— start Stored data —
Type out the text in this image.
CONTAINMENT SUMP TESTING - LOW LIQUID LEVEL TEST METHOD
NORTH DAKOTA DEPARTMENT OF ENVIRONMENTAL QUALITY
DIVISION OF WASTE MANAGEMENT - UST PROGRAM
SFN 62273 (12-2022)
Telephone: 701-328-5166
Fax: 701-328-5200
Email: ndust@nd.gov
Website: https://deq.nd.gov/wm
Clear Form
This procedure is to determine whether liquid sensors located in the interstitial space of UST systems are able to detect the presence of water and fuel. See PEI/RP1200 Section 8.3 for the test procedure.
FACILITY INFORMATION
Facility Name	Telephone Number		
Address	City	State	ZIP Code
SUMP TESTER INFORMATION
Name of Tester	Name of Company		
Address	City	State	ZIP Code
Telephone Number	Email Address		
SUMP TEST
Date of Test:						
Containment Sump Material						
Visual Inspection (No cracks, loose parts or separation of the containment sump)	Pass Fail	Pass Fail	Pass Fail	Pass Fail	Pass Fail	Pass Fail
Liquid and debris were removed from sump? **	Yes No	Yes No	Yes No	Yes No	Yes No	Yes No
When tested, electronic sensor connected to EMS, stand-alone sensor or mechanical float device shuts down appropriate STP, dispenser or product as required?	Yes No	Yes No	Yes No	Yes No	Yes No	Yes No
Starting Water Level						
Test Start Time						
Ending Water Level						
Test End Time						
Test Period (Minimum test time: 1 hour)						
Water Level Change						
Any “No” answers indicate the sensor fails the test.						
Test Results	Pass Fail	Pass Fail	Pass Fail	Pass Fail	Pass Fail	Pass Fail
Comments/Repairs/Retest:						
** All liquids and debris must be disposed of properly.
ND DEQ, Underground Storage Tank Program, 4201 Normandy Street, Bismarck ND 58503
— end Stored data —
- To do
Where a line of the records above holds the word "Email", copy that line.

- Solution to this problem
Email: ndust@nd.gov
Telephone Number	Email Address		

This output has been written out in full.